- [What the task requires]
Keep only the lines of the listing that include the word "这是因为自锁接点接线有误", and copy them.

- [Rows]
#####

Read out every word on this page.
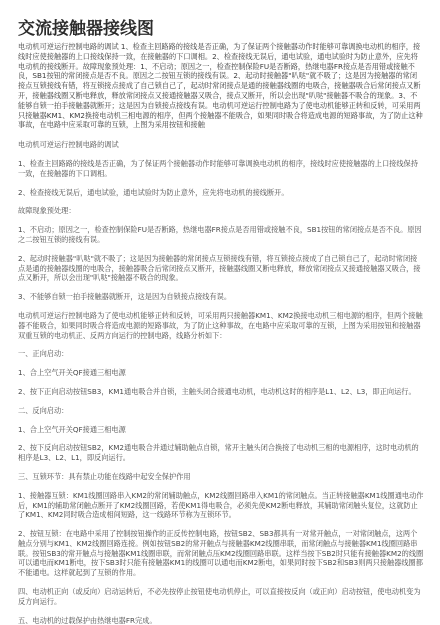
交流接触器接线图

电动机可逆运行控制电路的调试 1、检查主回路路的接线是否正确，为了保证两个接触器动作时能够可靠调换电动机的相序，接线时应使接触器的上口接线保持一致，在接触器的下口调相。2、检查接线无误后，通电试验，通电试验时为防止意外，应先将电动机的接线断开。故障现象预处理：1、不启动；原因之一，检查控制保险FU是否断路，热继电器FR接点是否用错或接触不良，SB1按钮的常闭接点是否不良。原因之二按钮互锁的接线有误。2、起动时接触器"叭哒"就不吸了；这是因为接触器的常闭接点互锁接线有错，将互锁接点接成了自己锁自己了，起动时常闭接点是通的接触器线圈的电吸合，接触器吸合后常闭接点又断开，接触器线圈又断电释放，释放常闭接点又接通接触器又吸合，接点又断开，所以会出现"叭哒"接触器不吸合的现象。3、不能够自锁一拍手接触器就断开；这是因为自锁接点接线有误。电动机可逆运行控制电路为了使电动机能够正转和反转，可采用两只接触器KM1、KM2换接电动机三相电源的相序，但两个接触器不能吸合，如果同时吸合将造成电源的短路事故，为了防止这种事故，在电路中应采取可靠的互锁，上图为采用按钮和接触

电动机可逆运行控制电路的调试

1、检查主回路路的接线是否正确，为了保证两个接触器动作时能够可靠调换电动机的相序，接线时应使接触器的上口接线保持一致，在接触器的下口调相。

2、检查接线无误后，通电试验，通电试验时为防止意外，应先将电动机的接线断开。

故障现象预处理：

1、不启动；原因之一，检查控制保险FU是否断路，热继电器FR接点是否用错或接触不良，SB1按钮的常闭接点是否不良。原因之二按钮互锁的接线有误。

2、起动时接触器"叭哒"就不吸了；这是因为接触器的常闭接点互锁接线有错，将互锁接点接成了自己锁自己了，起动时常闭接点是通的接触器线圈的电吸合，接触器吸合后常闭接点又断开，接触器线圈又断电释放，释放常闭接点又接通接触器又吸合，接点又断开，所以会出现"叭哒"接触器不吸合的现象。

3、不能够自锁一拍手接触器就断开，这是因为自锁接点接线有误。

电动机可逆运行控制电路为了使电动机能够正转和反转，可采用两只接触器KM1、KM2换接电动机三相电源的相序，但两个接触器不能吸合，如果同时吸合将造成电源的短路事故，为了防止这种事故，在电路中应采取可靠的互锁，上图为采用按钮和接触器双重互锁的电动机正、反两方向运行的控制电路，线路分析如下：

一、正向启动：

1、合上空气开关QF接通三相电源

2、按下正向启动按钮SB3，KM1通电吸合并自锁，主触头闭合接通电动机，电动机这时的相序是L1、L2、L3，即正向运行。

二、反向启动：

1、合上空气开关QF接通三相电源

2、按下反向启动按钮SB2，KM2通电吸合并通过辅助触点自锁，常开主触头闭合换接了电动机三相的电源相序，这时电动机的相序是L3、L2、L1，即反向运行。

三、互锁环节：具有禁止功能在线路中起安全保护作用

1、接触器互锁：KM1线圈回路串入KM2的常闭辅助触点，KM2线圈回路串入KM1的常闭触点。当正转接触器KM1线圈通电动作后，KM1的辅助常闭触点断开了KM2线圈回路，若使KM1得电吸合，必须先使KM2断电释放，其辅助常闭触头复位，这就防止了KM1、KM2同时吸合造成相间短路，这一线路环节称为互锁环节。

2、按钮互锁：在电路中采用了控制按钮操作的正反传控制电路，按钮SB2、SB3都具有一对常开触点，一对常闭触点，这两个触点分别与KM1、KM2线圈回路连接。例如按钮SB2的常开触点与接触器KM2线圈串联，而常闭触点与接触器KM1线圈回路串联。按钮SB3的常开触点与接触器KM1线圈串联，而常闭触点压KM2线圈回路串联。这样当按下SB2时只能有接触器KM2的线圈可以通电而KM1断电，按下SB3时只能有接触器KM1的线圈可以通电而KM2断电，如果同时按下SB2和SB3则两只接触器线圈都不能通电。这样就起到了互锁的作用。

四、电动机正向（或反向）启动运转后，不必先按停止按钮使电动机停止，可以直接按反向（或正向）启动按钮，使电动机变为反方向运行。

五、电动机的过载保护由热继电器FR完成。
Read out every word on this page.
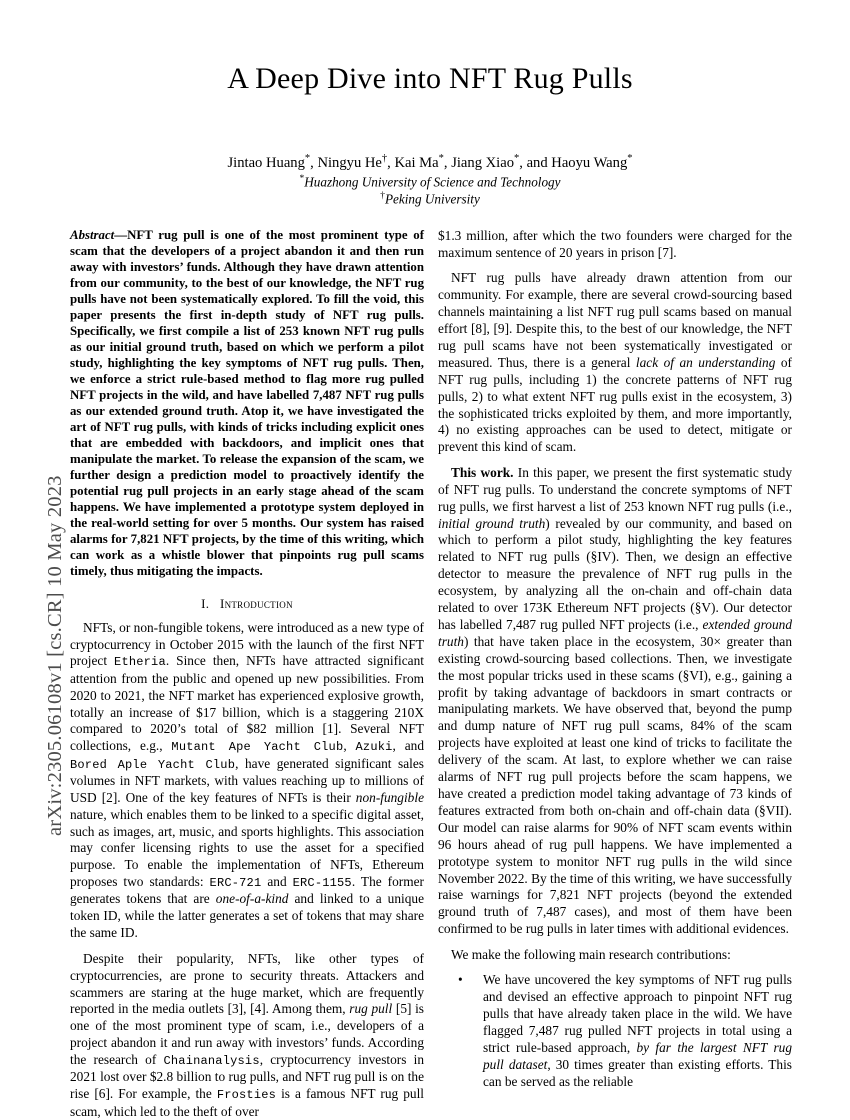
arXiv:2305.06108v1 [cs.CR] 10 May 2023
A Deep Dive into NFT Rug Pulls
Jintao Huang*, Ningyu He†, Kai Ma*, Jiang Xiao*, and Haoyu Wang*
*Huazhong University of Science and Technology
†Peking University

Abstract—NFT rug pull is one of the most prominent type of scam that the developers of a project abandon it and then run away with investors’ funds. Although they have drawn attention from our community, to the best of our knowledge, the NFT rug pulls have not been systematically explored. To fill the void, this paper presents the first in-depth study of NFT rug pulls. Specifically, we first compile a list of 253 known NFT rug pulls as our initial ground truth, based on which we perform a pilot study, highlighting the key symptoms of NFT rug pulls. Then, we enforce a strict rule-based method to flag more rug pulled NFT projects in the wild, and have labelled 7,487 NFT rug pulls as our extended ground truth. Atop it, we have investigated the art of NFT rug pulls, with kinds of tricks including explicit ones that are embedded with backdoors, and implicit ones that manipulate the market. To release the expansion of the scam, we further design a prediction model to proactively identify the potential rug pull projects in an early stage ahead of the scam happens. We have implemented a prototype system deployed in the real-world setting for over 5 months. Our system has raised alarms for 7,821 NFT projects, by the time of this writing, which can work as a whistle blower that pinpoints rug pull scams timely, thus mitigating the impacts.

I. Introduction

NFTs, or non-fungible tokens, were introduced as a new type of cryptocurrency in October 2015 with the launch of the first NFT project Etheria. Since then, NFTs have attracted significant attention from the public and opened up new possibilities. From 2020 to 2021, the NFT market has experienced explosive growth, totally an increase of $17 billion, which is a staggering 210X compared to 2020’s total of $82 million [1]. Several NFT collections, e.g., Mutant Ape Yacht Club, Azuki, and Bored Aple Yacht Club, have generated significant sales volumes in NFT markets, with values reaching up to millions of USD [2]. One of the key features of NFTs is their non-fungible nature, which enables them to be linked to a specific digital asset, such as images, art, music, and sports highlights. This association may confer licensing rights to use the asset for a specified purpose. To enable the implementation of NFTs, Ethereum proposes two standards: ERC-721 and ERC-1155. The former generates tokens that are one-of-a-kind and linked to a unique token ID, while the latter generates a set of tokens that may share the same ID.

Despite their popularity, NFTs, like other types of cryptocurrencies, are prone to security threats. Attackers and scammers are staring at the huge market, which are frequently reported in the media outlets [3], [4]. Among them, rug pull [5] is one of the most prominent type of scam, i.e., developers of a project abandon it and run away with investors’ funds. According the research of Chainanalysis, cryptocurrency investors in 2021 lost over $2.8 billion to rug pulls, and NFT rug pull is on the rise [6]. For example, the Frosties is a famous NFT rug pull scam, which led to the theft of over

$1.3 million, after which the two founders were charged for the maximum sentence of 20 years in prison [7].

NFT rug pulls have already drawn attention from our community. For example, there are several crowd-sourcing based channels maintaining a list NFT rug pull scams based on manual effort [8], [9]. Despite this, to the best of our knowledge, the NFT rug pull scams have not been systematically investigated or measured. Thus, there is a general lack of an understanding of NFT rug pulls, including 1) the concrete patterns of NFT rug pulls, 2) to what extent NFT rug pulls exist in the ecosystem, 3) the sophisticated tricks exploited by them, and more importantly, 4) no existing approaches can be used to detect, mitigate or prevent this kind of scam.

This work. In this paper, we present the first systematic study of NFT rug pulls. To understand the concrete symptoms of NFT rug pulls, we first harvest a list of 253 known NFT rug pulls (i.e., initial ground truth) revealed by our community, and based on which to perform a pilot study, highlighting the key features related to NFT rug pulls (§IV). Then, we design an effective detector to measure the prevalence of NFT rug pulls in the ecosystem, by analyzing all the on-chain and off-chain data related to over 173K Ethereum NFT projects (§V). Our detector has labelled 7,487 rug pulled NFT projects (i.e., extended ground truth) that have taken place in the ecosystem, 30× greater than existing crowd-sourcing based collections. Then, we investigate the most popular tricks used in these scams (§VI), e.g., gaining a profit by taking advantage of backdoors in smart contracts or manipulating markets. We have observed that, beyond the pump and dump nature of NFT rug pull scams, 84% of the scam projects have exploited at least one kind of tricks to facilitate the delivery of the scam. At last, to explore whether we can raise alarms of NFT rug pull projects before the scam happens, we have created a prediction model taking advantage of 73 kinds of features extracted from both on-chain and off-chain data (§VII). Our model can raise alarms for 90% of NFT scam events within 96 hours ahead of rug pull happens. We have implemented a prototype system to monitor NFT rug pulls in the wild since November 2022. By the time of this writing, we have successfully raise warnings for 7,821 NFT projects (beyond the extended ground truth of 7,487 cases), and most of them have been confirmed to be rug pulls in later times with additional evidences.

We make the following main research contributions:

• We have uncovered the key symptoms of NFT rug pulls and devised an effective approach to pinpoint NFT rug pulls that have already taken place in the wild. We have flagged 7,487 rug pulled NFT projects in total using a strict rule-based approach, by far the largest NFT rug pull dataset, 30 times greater than existing efforts. This can be served as the reliable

#####

- [Solution to the problem]
电动机可逆运行控制电路的调试 1、检查主回路路的接线是否正确，为了保证两个接触器动作时能够可靠调换电动机的相序，接线时应使接触器的上口接线保持一致，在接触器的下口调相。2、检查接线无误后，通电试验，通电试验时为防止意外，应先将电动机的接线断开。故障现象预处理：1、不启动；原因之一，检查控制保险FU是否断路，热继电器FR接点是否用错或接触不良，SB1按钮的常闭接点是否不良。原因之二按钮互锁的接线有误。2、起动时接触器"叭哒"就不吸了；这是因为接触器的常闭接点互锁接线有错，将互锁接点接成了自己锁自己了，起动时常闭接点是通的接触器线圈的电吸合，接触器吸合后常闭接点又断开，接触器线圈又断电释放，释放常闭接点又接通接触器又吸合，接点又断开，所以会出现"叭哒"接触器不吸合的现象。3、不能够自锁一拍手接触器就断开；这是因为自锁接点接线有误。电动机可逆运行控制电路为了使电动机能够正转和反转，可采用两只接触器KM1、KM2换接电动机三相电源的相序，但两个接触器不能吸合，如果同时吸合将造成电源的短路事故，为了防止这种事故，在电路中应采取可靠的互锁，上图为采用按钮和接触
3、不能够自锁一拍手接触器就断开，这是因为自锁接点接线有误。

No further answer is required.